[Entries from a data collection]
>>>
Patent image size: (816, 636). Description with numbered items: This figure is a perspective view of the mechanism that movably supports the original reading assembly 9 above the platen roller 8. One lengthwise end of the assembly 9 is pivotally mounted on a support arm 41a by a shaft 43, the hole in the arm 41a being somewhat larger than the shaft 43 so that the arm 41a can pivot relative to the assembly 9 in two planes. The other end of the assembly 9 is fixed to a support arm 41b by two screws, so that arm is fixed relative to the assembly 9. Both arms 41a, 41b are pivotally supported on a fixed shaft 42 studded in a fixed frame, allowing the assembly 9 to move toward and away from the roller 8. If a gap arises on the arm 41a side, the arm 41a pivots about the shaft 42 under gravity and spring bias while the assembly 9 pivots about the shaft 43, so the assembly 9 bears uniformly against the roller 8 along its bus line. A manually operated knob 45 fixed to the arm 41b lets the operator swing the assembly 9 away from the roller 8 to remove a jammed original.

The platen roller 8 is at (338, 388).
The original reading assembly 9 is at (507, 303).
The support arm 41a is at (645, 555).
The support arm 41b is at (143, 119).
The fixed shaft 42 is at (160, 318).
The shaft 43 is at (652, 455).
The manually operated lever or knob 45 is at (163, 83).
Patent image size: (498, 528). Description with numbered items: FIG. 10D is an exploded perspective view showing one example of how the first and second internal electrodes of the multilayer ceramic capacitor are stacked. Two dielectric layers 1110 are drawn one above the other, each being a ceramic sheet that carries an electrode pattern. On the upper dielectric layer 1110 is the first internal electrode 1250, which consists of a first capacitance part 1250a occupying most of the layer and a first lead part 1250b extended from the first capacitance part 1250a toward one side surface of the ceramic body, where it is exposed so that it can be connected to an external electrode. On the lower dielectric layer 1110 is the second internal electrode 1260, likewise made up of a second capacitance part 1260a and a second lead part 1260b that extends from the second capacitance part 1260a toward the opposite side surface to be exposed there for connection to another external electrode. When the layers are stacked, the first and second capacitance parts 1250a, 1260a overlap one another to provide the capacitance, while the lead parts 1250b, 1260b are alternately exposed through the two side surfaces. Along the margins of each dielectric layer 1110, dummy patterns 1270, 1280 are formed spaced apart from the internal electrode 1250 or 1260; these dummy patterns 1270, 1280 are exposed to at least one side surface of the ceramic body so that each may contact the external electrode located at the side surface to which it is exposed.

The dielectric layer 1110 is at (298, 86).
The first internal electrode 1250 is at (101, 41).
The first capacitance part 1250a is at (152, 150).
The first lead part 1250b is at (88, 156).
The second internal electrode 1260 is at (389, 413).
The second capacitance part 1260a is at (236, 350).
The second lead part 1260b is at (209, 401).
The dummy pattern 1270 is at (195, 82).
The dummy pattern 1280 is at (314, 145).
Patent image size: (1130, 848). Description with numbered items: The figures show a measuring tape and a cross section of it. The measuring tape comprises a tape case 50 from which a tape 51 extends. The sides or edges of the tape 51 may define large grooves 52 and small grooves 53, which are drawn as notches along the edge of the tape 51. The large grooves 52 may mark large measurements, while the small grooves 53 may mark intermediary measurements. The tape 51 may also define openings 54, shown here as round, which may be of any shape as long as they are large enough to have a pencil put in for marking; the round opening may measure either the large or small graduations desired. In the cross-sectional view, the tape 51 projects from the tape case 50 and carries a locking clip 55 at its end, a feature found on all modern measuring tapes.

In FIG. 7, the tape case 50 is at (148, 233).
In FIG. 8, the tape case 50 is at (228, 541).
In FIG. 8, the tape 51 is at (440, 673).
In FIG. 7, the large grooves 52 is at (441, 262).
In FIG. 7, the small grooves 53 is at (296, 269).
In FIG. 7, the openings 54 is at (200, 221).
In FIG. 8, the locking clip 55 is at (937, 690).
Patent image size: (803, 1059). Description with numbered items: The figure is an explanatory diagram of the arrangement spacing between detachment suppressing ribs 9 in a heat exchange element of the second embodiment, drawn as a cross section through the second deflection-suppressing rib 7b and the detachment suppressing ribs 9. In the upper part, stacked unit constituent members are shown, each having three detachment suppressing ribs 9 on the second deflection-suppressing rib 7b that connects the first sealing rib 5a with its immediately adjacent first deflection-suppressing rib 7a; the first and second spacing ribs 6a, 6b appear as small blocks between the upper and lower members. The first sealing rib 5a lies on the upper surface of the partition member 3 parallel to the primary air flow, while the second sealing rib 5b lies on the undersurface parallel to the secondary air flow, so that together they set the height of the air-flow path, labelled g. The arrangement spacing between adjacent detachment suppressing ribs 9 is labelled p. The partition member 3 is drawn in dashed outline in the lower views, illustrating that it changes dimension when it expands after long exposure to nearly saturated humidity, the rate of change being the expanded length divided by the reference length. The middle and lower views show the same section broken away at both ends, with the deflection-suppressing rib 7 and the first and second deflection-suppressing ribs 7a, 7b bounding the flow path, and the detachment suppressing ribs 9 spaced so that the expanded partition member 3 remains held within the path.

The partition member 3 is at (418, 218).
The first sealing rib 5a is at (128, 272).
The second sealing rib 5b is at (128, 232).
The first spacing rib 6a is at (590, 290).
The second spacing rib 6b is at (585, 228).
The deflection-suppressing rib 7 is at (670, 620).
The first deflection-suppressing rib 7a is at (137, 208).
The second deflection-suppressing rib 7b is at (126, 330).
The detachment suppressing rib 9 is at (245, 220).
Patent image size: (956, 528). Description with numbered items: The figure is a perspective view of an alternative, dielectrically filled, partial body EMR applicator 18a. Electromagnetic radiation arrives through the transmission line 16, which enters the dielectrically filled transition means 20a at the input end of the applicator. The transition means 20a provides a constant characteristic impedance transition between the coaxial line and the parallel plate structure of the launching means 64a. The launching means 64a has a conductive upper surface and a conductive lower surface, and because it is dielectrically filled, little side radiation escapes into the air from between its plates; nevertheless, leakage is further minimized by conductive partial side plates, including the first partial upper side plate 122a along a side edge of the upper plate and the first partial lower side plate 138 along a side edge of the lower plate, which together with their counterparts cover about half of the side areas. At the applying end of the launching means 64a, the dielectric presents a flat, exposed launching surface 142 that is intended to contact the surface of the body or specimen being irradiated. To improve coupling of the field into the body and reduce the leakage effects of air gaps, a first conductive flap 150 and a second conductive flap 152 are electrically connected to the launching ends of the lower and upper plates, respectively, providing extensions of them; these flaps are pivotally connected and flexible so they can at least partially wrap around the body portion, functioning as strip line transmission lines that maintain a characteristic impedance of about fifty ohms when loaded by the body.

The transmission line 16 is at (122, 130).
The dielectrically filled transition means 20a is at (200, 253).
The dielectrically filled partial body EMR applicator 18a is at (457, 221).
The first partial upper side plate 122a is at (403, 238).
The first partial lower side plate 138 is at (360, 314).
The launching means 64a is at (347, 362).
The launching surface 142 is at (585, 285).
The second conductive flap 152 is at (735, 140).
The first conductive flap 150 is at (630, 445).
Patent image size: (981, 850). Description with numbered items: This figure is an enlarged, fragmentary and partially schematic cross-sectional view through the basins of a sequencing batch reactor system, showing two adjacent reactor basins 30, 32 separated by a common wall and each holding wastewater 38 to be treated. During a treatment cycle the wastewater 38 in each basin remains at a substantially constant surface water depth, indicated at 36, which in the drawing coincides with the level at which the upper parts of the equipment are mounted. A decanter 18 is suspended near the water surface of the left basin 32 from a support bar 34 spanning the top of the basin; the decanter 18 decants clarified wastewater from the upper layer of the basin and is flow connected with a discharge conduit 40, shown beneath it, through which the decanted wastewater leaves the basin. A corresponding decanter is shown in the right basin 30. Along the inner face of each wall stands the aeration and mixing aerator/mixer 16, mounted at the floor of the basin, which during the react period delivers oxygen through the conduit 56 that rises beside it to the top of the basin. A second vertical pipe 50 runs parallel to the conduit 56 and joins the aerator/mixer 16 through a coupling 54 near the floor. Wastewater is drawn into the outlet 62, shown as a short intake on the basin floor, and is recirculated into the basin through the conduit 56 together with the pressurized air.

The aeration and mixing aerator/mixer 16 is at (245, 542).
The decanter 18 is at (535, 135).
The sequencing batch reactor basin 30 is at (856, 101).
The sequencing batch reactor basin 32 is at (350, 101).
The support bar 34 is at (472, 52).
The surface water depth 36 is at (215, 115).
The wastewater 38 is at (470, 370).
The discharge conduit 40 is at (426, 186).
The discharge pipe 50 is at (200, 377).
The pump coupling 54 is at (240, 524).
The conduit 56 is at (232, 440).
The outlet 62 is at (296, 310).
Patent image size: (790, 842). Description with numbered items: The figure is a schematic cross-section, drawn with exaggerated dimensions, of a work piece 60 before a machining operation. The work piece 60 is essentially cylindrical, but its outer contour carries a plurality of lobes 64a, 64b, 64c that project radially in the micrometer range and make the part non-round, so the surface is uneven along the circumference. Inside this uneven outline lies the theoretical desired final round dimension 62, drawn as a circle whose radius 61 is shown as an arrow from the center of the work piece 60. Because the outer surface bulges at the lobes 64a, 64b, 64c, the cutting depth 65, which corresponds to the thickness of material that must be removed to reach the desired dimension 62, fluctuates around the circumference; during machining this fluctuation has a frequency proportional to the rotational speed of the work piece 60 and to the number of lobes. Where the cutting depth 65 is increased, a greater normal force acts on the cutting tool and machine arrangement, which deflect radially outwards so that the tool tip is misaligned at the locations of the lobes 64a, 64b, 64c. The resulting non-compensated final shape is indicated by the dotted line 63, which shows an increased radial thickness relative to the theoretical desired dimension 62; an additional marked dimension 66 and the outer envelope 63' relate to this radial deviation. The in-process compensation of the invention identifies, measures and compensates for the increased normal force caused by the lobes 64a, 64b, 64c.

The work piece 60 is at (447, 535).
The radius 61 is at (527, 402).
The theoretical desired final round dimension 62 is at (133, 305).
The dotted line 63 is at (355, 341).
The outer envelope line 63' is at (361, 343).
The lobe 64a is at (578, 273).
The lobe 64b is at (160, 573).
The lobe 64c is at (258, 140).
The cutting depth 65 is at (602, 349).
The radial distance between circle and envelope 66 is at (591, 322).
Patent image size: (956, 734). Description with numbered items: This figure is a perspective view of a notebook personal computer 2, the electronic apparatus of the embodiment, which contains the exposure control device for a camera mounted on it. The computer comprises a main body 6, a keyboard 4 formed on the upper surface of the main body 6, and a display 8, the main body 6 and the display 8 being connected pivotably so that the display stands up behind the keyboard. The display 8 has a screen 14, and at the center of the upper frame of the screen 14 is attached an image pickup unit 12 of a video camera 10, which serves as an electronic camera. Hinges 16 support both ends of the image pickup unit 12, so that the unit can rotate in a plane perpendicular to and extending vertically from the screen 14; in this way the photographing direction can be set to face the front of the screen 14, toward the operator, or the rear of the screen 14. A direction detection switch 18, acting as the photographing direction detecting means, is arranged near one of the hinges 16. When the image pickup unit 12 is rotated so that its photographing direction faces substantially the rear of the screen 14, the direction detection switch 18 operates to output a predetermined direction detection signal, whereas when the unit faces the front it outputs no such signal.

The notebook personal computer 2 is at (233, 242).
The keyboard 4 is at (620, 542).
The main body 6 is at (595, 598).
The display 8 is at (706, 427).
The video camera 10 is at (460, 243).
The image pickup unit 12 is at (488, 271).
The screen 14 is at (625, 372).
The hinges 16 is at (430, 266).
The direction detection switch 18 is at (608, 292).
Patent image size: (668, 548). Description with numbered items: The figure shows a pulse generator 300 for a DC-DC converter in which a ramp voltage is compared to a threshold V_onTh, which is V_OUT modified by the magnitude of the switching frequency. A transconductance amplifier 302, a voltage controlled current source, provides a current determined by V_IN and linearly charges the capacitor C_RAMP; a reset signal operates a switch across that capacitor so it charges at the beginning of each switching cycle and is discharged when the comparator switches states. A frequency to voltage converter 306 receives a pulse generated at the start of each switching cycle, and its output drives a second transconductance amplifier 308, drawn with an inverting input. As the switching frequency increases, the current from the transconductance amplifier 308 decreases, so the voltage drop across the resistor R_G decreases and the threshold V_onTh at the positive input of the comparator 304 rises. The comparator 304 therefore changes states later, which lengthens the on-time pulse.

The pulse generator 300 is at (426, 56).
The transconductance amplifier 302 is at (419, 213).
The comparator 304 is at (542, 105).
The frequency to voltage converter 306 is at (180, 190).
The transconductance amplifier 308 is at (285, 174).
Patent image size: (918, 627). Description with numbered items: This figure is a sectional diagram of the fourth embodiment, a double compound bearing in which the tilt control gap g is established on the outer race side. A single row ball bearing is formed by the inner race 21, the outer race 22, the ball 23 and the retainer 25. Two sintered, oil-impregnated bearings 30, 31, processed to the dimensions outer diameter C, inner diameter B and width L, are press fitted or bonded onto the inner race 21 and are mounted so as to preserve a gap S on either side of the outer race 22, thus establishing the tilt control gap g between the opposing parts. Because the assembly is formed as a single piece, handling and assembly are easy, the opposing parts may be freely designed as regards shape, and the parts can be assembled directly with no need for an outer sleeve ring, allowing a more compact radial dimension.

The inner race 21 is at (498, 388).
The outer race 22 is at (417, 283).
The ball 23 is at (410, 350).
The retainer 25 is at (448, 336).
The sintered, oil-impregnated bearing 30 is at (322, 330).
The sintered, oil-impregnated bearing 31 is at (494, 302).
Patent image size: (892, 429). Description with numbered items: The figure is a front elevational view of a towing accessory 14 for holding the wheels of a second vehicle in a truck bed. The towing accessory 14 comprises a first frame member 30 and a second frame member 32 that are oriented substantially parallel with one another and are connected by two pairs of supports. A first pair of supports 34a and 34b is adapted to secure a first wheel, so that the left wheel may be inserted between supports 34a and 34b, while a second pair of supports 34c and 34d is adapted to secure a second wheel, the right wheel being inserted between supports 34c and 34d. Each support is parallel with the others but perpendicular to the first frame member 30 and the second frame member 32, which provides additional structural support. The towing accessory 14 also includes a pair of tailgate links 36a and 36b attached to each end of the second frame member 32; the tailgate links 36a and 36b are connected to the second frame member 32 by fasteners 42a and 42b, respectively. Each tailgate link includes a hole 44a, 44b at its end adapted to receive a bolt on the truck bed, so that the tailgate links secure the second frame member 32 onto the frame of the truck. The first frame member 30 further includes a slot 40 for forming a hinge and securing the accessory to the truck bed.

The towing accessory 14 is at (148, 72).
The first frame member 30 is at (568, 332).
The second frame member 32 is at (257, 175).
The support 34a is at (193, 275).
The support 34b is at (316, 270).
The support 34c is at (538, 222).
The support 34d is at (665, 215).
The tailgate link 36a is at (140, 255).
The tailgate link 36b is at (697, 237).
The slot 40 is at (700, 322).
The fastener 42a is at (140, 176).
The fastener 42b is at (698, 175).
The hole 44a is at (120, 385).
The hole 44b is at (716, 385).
<<<
• **Description of the task**
Retype the lines above word for word, from the first line of the entries down to and including the line that contains "The fixed shaft 42 is at (160, 318).".

• **Full output**
Patent image size: (816, 636). Description with numbered items: This figure is a perspective view of the mechanism that movably supports the original reading assembly 9 above the platen roller 8. One lengthwise end of the assembly 9 is pivotally mounted on a support arm 41a by a shaft 43, the hole in the arm 41a being somewhat larger than the shaft 43 so that the arm 41a can pivot relative to the assembly 9 in two planes. The other end of the assembly 9 is fixed to a support arm 41b by two screws, so that arm is fixed relative to the assembly 9. Both arms 41a, 41b are pivotally supported on a fixed shaft 42 studded in a fixed frame, allowing the assembly 9 to move toward and away from the roller 8. If a gap arises on the arm 41a side, the arm 41a pivots about the shaft 42 under gravity and spring bias while the assembly 9 pivots about the shaft 43, so the assembly 9 bears uniformly against the roller 8 along its bus line. A manually operated knob 45 fixed to the arm 41b lets the operator swing the assembly 9 away from the roller 8 to remove a jammed original.

The platen roller 8 is at (338, 388).
The original reading assembly 9 is at (507, 303).
The support arm 41a is at (645, 555).
The support arm 41b is at (143, 119).
The fixed shaft 42 is at (160, 318).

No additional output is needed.